Extrait:
==*==

Wal Fadjri : Voulez-vous dire que la laïcité est menacée au Sénégal ?

Abdoulaye Elimane Kane : Le Sénégal n’avancera réellement que si la liberté du culte n’interférera pas de manière aussi grave que ce que l’on constate aujourd’hui avec ce que j’appelle l’espace public. Parce qu’il y aura à dissocier les deux. Je crois même qu’il y a le risque qu’on arrive un jour à ce que le pouvoir religieux devenant considérable, on puisse balayer les politiques en leur disant : ’Vous avez tous échoué, vous êtes tous des gens limités, on va donner à l’espace religieux le pouvoir’. Parce que l’espace religieux est censé être blanc comme neige, irréprochable sur le plan éthique, etc., et surtout, il parle de Dieu, il parle de la religion.

Wal Fadjri : N’est-ce pas là un paradoxe ?

Abdoulaye Elimane Kane : En fait, nous sommes à un tournant où il s’agit de savoir si nous saurons bien le négocier, faire en sorte que la conception que j’ai de la laïcité soit acceptée - encore une fois, ce n’est pas une conception athée, une conception où l’on dirait qu’il faut éliminer le religieux. Je crois même, au contraire, que le religieux a sa place. Que le spirituel, comme l’avait annoncé André Malraux, a une certaine importance parce qu’il permet à certains individus de trouver des réponses qu’on ne trouve pas dans l’économique, dans le politique, dans le social. La conception positive que j’ai de la laïcité, c’est une place absolument positive reconnue au culte, à la religion et à ce qui arrive à ces institutions, mais également la reconnaissance d’un espace public, neutre, démocratique, républicain où l’on fait marcher les lois de la République et les institutions. Et cela est évidemment aux antipodes de ce qu’on constate parce que les institutions religieuses ont cessé d’être des autorité morales et spirituelles et sont devenues des pouvoirs. Et nous avons ici une sorte de choc entre deux pouvoirs : c’est le pouvoir politique d’un côté avec toutes les institutions qui vont avec et le pourvoir religieux qui devient de plus en plus important parce que le pouvoir politique lui-même le rejoint sur son propre terrain, lui permet d’empiéter sur son propre terrain. Le pouvoir religieux est en train d’empiéter sur l’espace du pouvoir politique et cela, on ne sait pas jusqu’où cela peut aller.

==*==

Éléments de données:
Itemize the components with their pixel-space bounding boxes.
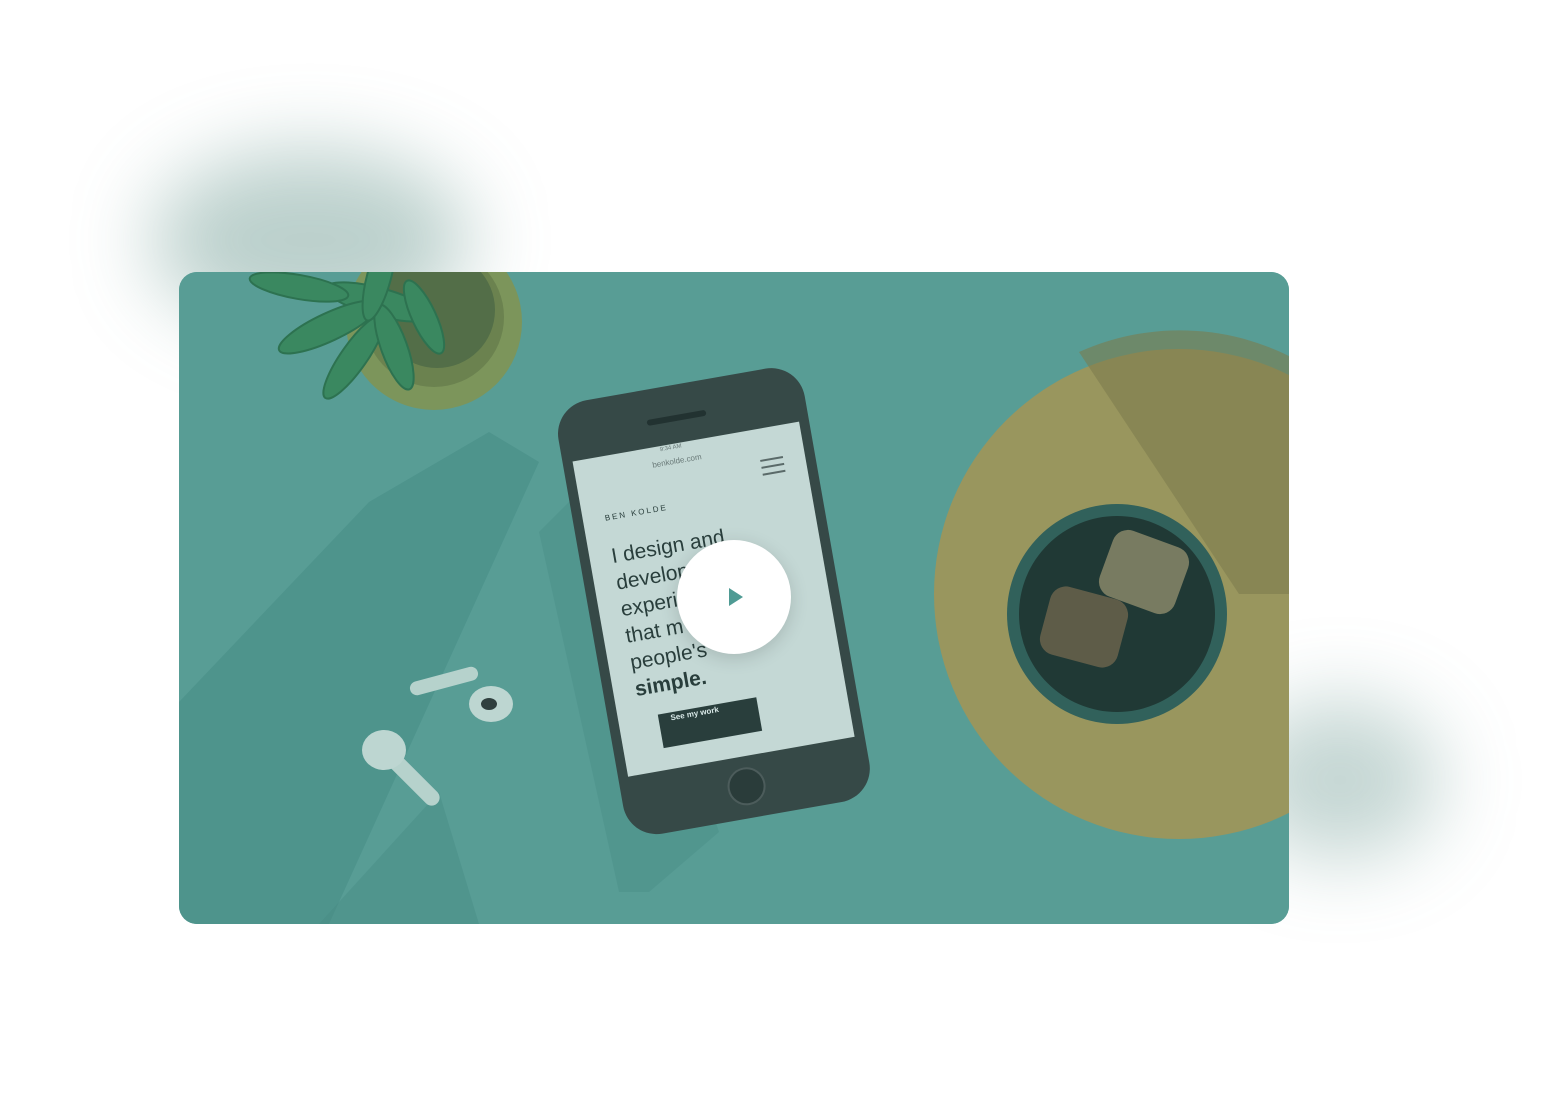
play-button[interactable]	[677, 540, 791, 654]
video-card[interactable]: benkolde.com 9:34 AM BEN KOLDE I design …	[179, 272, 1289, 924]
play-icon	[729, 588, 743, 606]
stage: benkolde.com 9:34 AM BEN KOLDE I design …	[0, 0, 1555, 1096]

==*==

Consignes de travail: Dans l'extrait sur la laïcité au Sénégal, quelle personne est citée comme ayant annoncé l'importance du spirituel ?

Solution proposée: André Malraux.